-- The problem --
Tally every line featuring "Directiva", then give that tally alone.

◇ ◇ ◇ ◇

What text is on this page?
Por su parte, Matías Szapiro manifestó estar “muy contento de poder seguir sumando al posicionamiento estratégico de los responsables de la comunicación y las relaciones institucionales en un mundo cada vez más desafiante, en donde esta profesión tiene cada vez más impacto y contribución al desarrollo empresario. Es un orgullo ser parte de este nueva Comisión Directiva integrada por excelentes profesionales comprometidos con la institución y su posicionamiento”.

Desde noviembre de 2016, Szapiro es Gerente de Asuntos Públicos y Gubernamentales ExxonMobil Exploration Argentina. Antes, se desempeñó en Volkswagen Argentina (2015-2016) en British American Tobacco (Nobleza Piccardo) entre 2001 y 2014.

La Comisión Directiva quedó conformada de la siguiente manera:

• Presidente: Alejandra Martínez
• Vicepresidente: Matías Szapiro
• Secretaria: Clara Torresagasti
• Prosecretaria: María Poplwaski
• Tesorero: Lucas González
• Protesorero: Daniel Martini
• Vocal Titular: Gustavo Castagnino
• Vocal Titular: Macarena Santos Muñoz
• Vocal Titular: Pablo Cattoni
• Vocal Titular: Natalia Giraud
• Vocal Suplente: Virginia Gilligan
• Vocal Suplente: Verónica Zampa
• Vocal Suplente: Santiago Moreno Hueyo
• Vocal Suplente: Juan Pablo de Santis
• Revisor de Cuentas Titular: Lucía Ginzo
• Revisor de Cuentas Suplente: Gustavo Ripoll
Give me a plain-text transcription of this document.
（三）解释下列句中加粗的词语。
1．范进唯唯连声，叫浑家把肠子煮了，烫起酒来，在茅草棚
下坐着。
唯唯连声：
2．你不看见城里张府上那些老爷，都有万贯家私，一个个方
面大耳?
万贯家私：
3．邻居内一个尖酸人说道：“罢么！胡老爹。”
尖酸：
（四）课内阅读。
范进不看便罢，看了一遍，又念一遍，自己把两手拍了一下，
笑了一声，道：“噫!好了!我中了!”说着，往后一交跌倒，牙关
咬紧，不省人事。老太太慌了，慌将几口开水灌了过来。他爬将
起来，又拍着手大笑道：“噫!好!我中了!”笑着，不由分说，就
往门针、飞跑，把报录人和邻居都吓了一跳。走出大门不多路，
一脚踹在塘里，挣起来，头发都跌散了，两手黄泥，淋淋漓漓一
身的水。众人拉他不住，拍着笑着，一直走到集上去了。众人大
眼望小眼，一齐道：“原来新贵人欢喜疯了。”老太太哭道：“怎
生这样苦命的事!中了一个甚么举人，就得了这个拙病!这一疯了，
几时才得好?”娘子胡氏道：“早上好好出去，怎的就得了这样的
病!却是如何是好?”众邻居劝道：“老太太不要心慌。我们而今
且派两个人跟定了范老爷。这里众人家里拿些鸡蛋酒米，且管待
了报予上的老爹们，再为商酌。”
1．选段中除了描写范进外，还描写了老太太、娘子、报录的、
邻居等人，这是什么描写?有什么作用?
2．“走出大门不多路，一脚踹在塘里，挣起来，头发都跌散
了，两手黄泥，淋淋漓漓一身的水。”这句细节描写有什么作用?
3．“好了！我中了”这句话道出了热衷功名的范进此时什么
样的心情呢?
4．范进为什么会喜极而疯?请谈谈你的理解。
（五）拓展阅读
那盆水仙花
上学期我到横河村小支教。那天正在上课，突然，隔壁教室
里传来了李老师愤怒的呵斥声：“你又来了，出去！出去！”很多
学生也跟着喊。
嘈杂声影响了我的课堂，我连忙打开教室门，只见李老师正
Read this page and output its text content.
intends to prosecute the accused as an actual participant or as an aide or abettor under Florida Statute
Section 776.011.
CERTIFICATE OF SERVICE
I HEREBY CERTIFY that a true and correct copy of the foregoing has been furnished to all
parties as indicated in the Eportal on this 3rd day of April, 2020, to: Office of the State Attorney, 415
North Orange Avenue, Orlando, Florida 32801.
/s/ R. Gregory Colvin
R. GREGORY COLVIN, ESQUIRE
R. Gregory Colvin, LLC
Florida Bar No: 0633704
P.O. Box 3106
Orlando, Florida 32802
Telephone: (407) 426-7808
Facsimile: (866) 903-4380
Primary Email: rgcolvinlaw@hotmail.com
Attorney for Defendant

◇ ◇ ◇ ◇

-- Correct answer --
2